**Request:** From the listing below, work out how many lines contain "JSON". Reply with that number only.
▼
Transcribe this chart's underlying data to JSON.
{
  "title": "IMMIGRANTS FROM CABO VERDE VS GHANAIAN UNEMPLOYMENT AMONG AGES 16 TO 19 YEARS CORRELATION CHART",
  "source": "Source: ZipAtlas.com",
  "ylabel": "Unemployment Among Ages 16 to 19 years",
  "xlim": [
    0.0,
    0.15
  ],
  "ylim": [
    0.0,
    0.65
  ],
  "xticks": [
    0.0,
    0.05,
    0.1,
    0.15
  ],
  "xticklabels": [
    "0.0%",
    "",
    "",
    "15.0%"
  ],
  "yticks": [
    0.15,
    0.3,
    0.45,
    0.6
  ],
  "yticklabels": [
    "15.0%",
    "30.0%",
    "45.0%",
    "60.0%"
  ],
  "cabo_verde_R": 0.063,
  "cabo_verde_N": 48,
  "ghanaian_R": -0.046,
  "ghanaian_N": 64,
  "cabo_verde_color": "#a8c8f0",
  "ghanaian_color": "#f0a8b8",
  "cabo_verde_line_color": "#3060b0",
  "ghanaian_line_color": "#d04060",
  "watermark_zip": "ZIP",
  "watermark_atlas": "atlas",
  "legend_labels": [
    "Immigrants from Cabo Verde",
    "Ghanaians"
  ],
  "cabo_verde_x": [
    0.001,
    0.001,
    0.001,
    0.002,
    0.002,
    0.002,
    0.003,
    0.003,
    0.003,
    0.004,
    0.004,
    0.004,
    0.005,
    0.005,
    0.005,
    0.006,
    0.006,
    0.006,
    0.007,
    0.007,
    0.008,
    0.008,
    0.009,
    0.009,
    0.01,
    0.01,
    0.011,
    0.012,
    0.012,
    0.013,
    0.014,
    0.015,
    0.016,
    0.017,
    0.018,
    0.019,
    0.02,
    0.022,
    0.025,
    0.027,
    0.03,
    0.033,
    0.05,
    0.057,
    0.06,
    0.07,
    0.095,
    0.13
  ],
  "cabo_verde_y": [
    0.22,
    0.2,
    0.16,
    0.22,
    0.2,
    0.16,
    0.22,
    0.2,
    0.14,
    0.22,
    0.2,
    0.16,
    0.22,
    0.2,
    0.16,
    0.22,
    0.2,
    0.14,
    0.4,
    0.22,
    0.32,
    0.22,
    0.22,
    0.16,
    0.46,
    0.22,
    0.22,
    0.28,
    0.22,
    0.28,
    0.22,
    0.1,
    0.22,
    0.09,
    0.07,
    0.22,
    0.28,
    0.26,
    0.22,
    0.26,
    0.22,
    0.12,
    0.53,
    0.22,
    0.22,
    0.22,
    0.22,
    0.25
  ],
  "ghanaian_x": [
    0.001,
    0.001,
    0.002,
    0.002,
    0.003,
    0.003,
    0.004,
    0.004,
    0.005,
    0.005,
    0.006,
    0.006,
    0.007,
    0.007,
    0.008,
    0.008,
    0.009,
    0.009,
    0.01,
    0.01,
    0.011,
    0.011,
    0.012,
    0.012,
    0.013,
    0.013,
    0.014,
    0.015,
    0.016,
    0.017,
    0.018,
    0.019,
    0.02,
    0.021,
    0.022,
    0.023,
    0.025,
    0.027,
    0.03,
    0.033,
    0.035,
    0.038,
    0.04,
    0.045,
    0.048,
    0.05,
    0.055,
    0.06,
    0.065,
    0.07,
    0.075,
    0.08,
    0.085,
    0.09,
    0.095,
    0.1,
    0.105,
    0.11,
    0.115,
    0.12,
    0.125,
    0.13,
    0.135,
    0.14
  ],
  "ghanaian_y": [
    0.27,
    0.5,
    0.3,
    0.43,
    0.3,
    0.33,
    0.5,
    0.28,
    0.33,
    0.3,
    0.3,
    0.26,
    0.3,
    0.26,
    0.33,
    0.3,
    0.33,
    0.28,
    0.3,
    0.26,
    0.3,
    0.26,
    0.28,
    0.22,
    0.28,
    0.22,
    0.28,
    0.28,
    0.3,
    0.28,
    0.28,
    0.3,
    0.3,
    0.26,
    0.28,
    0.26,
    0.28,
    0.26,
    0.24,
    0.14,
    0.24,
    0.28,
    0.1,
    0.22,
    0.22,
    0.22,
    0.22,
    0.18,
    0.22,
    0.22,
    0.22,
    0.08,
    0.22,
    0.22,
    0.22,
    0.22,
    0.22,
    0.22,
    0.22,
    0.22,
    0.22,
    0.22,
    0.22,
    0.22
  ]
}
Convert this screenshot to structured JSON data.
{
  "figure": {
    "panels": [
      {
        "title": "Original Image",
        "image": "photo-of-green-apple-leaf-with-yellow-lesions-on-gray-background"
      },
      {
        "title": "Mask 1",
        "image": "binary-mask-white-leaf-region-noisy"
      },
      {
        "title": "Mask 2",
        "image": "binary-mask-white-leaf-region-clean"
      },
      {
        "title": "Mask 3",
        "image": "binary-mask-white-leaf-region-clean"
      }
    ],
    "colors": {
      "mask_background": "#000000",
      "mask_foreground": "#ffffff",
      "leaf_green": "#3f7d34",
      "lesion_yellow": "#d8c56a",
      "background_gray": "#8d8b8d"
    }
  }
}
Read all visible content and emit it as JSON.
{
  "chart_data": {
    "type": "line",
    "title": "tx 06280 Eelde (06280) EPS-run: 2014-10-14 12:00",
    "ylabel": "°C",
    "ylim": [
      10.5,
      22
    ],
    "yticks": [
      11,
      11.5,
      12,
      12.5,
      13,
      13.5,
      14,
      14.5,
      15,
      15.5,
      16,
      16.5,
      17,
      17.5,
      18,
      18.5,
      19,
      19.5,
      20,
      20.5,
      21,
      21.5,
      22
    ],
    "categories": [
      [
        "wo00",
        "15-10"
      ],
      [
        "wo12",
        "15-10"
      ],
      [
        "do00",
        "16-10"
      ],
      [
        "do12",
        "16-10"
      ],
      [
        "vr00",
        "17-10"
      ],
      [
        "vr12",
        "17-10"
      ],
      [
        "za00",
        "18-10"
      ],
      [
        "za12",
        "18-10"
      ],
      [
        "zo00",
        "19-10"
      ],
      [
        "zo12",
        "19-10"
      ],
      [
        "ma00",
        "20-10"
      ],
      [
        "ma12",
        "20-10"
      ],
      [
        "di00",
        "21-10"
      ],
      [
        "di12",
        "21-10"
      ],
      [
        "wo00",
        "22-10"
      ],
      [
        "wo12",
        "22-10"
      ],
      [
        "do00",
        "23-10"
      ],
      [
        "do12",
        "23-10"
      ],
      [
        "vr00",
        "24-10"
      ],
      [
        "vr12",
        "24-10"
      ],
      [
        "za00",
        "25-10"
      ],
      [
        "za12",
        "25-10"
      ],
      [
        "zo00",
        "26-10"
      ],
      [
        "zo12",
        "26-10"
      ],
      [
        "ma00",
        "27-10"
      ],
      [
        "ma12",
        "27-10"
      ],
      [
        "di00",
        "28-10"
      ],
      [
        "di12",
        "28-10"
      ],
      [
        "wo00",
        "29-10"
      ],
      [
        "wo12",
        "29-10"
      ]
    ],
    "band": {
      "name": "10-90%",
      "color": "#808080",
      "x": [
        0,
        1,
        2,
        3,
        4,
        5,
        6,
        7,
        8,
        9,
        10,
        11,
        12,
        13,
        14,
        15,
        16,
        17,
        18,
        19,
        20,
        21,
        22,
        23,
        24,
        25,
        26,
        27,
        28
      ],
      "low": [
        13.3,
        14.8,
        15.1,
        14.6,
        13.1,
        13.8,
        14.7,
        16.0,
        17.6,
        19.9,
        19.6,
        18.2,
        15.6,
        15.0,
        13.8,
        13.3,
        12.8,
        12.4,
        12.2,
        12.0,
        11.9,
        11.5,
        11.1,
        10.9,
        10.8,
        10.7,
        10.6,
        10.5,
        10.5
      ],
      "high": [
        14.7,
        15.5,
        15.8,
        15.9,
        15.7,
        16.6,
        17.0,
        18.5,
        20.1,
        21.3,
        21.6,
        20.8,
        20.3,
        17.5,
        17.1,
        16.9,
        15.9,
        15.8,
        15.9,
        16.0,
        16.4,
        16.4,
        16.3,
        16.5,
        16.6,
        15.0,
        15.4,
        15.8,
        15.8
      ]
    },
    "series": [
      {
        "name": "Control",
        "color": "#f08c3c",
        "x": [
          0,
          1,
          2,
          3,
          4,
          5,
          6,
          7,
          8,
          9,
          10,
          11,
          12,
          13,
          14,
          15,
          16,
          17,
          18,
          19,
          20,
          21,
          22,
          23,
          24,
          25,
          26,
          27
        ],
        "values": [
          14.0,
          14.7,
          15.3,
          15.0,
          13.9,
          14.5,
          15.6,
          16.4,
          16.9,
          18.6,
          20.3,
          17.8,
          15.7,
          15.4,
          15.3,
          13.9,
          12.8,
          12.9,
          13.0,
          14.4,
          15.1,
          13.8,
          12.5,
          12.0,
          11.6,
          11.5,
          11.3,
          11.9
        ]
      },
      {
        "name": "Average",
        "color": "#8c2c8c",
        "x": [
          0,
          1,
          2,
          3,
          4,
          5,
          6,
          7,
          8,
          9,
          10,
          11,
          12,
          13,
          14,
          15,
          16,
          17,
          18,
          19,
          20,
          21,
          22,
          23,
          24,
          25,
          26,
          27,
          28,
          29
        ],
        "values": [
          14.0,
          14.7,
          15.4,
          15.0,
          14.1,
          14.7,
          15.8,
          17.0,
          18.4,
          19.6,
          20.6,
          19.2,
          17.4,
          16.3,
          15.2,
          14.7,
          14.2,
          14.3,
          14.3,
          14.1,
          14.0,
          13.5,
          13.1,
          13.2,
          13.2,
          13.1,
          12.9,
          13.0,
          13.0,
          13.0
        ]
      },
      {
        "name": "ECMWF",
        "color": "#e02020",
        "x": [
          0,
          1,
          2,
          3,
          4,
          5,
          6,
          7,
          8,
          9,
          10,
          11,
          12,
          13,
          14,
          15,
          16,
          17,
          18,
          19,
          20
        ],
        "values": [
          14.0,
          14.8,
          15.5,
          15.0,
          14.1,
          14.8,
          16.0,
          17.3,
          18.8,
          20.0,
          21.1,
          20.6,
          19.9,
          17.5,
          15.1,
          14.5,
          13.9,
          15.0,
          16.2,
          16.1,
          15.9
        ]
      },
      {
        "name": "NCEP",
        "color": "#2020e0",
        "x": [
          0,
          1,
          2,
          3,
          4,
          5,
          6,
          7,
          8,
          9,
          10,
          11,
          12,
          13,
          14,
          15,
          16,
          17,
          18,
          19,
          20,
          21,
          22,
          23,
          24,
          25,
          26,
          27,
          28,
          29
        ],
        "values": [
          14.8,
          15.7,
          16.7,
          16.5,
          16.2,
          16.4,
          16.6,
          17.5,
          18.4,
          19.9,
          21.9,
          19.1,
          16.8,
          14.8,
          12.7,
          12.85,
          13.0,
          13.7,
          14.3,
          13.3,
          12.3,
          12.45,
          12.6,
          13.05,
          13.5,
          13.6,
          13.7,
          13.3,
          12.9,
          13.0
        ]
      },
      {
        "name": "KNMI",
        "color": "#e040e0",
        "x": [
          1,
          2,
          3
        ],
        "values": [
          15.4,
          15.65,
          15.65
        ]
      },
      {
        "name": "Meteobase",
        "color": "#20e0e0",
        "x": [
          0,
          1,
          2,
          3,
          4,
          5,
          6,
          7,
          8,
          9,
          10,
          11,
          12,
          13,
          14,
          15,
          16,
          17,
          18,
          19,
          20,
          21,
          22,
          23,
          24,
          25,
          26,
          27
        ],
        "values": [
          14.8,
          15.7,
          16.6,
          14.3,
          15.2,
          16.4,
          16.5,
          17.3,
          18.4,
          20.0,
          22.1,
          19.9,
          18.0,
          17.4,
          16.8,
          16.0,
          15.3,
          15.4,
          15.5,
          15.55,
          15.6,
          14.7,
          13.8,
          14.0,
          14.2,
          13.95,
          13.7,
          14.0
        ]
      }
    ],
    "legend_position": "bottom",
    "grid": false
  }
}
▲
**In response:** 3